• Written request: Reproduce every line of the material below word for word, omitting the pictures.

• Data entries:
---+---

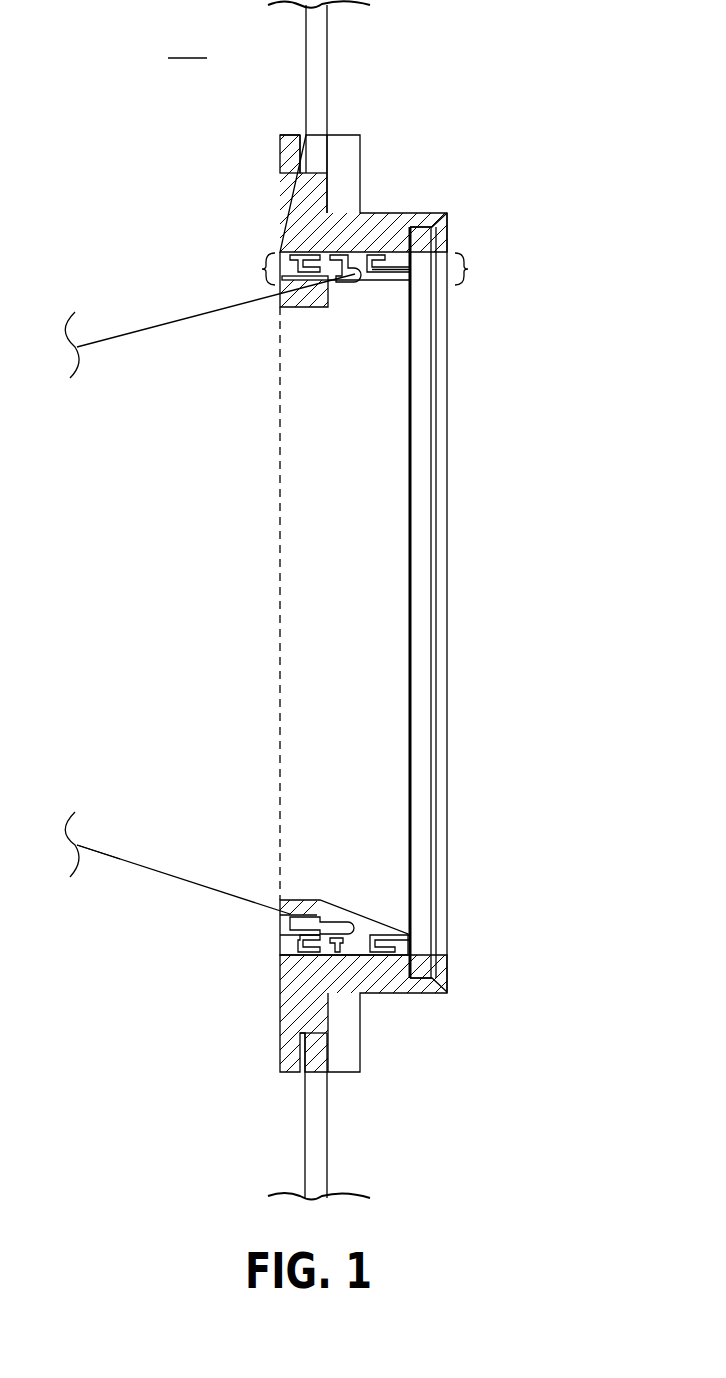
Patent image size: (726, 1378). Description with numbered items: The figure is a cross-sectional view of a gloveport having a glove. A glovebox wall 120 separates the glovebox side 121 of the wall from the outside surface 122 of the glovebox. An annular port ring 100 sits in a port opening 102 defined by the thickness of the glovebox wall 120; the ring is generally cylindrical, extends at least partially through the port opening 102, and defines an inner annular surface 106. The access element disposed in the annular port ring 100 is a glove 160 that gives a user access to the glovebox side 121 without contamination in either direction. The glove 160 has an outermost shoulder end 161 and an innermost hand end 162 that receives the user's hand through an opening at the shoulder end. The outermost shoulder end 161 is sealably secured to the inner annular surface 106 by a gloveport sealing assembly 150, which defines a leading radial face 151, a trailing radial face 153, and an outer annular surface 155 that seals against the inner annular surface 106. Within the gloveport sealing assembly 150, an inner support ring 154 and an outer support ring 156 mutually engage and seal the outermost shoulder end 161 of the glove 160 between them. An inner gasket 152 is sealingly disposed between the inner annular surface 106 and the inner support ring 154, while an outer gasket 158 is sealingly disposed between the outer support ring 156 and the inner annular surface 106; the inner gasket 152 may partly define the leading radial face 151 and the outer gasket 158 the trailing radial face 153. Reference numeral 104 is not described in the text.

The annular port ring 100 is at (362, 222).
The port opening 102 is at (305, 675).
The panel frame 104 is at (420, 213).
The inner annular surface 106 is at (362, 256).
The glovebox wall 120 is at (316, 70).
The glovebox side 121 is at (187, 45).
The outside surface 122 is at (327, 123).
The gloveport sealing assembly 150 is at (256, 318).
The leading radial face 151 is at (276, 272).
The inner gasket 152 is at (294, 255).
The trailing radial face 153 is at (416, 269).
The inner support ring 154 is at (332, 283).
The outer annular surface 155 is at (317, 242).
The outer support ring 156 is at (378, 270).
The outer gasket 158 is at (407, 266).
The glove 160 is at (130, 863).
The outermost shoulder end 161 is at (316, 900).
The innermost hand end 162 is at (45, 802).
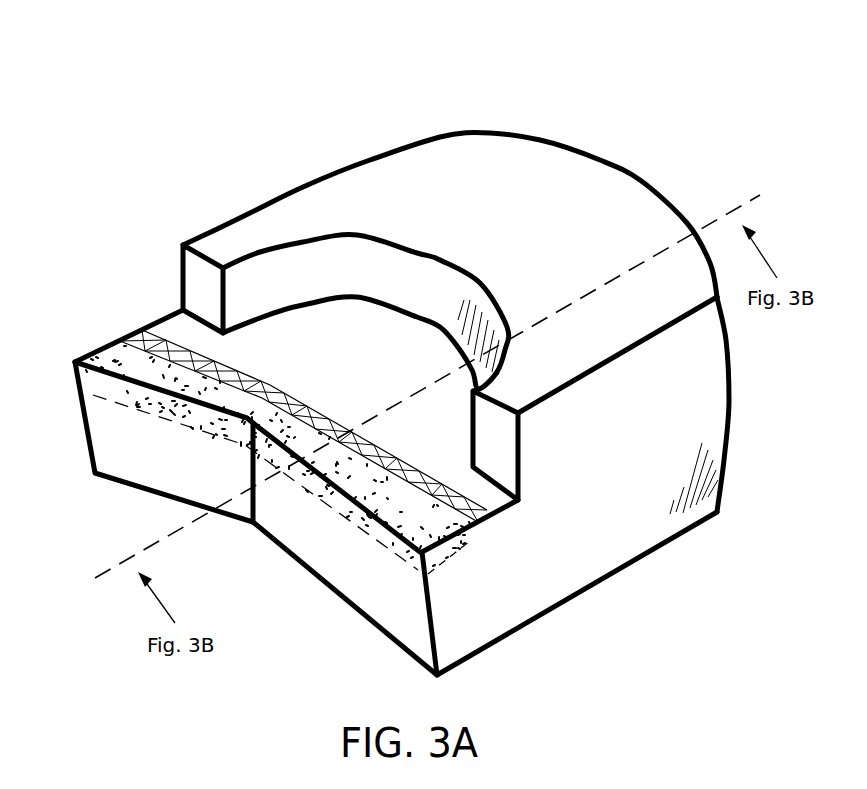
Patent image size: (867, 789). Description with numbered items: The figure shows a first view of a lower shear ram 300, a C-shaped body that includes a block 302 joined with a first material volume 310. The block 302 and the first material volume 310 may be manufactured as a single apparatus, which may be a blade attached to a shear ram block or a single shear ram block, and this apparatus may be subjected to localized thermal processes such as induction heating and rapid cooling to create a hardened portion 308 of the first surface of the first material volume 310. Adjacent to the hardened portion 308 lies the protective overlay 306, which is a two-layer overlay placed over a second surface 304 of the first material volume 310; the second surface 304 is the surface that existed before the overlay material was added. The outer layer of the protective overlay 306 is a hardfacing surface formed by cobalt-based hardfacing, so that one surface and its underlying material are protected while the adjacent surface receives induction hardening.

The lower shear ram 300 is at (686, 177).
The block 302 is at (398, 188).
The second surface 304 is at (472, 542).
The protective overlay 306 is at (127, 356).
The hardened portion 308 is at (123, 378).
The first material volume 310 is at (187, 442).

---+---

• Full answer:
Patent image size: (726, 1378). Description with numbered items: The figure is a cross-sectional view of a gloveport having a glove. A glovebox wall 120 separates the glovebox side 121 of the wall from the outside surface 122 of the glovebox. An annular port ring 100 sits in a port opening 102 defined by the thickness of the glovebox wall 120; the ring is generally cylindrical, extends at least partially through the port opening 102, and defines an inner annular surface 106. The access element disposed in the annular port ring 100 is a glove 160 that gives a user access to the glovebox side 121 without contamination in either direction. The glove 160 has an outermost shoulder end 161 and an innermost hand end 162 that receives the user's hand through an opening at the shoulder end. The outermost shoulder end 161 is sealably secured to the inner annular surface 106 by a gloveport sealing assembly 150, which defines a leading radial face 151, a trailing radial face 153, and an outer annular surface 155 that seals against the inner annular surface 106. Within the gloveport sealing assembly 150, an inner support ring 154 and an outer support ring 156 mutually engage and seal the outermost shoulder end 161 of the glove 160 between them. An inner gasket 152 is sealingly disposed between the inner annular surface 106 and the inner support ring 154, while an outer gasket 158 is sealingly disposed between the outer support ring 156 and the inner annular surface 106; the inner gasket 152 may partly define the leading radial face 151 and the outer gasket 158 the trailing radial face 153. Reference numeral 104 is not described in the text.

The annular port ring 100 is at (362, 222).
The port opening 102 is at (305, 675).
The panel frame 104 is at (420, 213).
The inner annular surface 106 is at (362, 256).
The glovebox wall 120 is at (316, 70).
The glovebox side 121 is at (187, 45).
The outside surface 122 is at (327, 123).
The gloveport sealing assembly 150 is at (256, 318).
The leading radial face 151 is at (276, 272).
The inner gasket 152 is at (294, 255).
The trailing radial face 153 is at (416, 269).
The inner support ring 154 is at (332, 283).
The outer annular surface 155 is at (317, 242).
The outer support ring 156 is at (378, 270).
The outer gasket 158 is at (407, 266).
The glove 160 is at (130, 863).
The outermost shoulder end 161 is at (316, 900).
The innermost hand end 162 is at (45, 802).
Patent image size: (867, 789). Description with numbered items: The figure shows a first view of a lower shear ram 300, a C-shaped body that includes a block 302 joined with a first material volume 310. The block 302 and the first material volume 310 may be manufactured as a single apparatus, which may be a blade attached to a shear ram block or a single shear ram block, and this apparatus may be subjected to localized thermal processes such as induction heating and rapid cooling to create a hardened portion 308 of the first surface of the first material volume 310. Adjacent to the hardened portion 308 lies the protective overlay 306, which is a two-layer overlay placed over a second surface 304 of the first material volume 310; the second surface 304 is the surface that existed before the overlay material was added. The outer layer of the protective overlay 306 is a hardfacing surface formed by cobalt-based hardfacing, so that one surface and its underlying material are protected while the adjacent surface receives induction hardening.

The lower shear ram 300 is at (686, 177).
The block 302 is at (398, 188).
The second surface 304 is at (472, 542).
The protective overlay 306 is at (127, 356).
The hardened portion 308 is at (123, 378).
The first material volume 310 is at (187, 442).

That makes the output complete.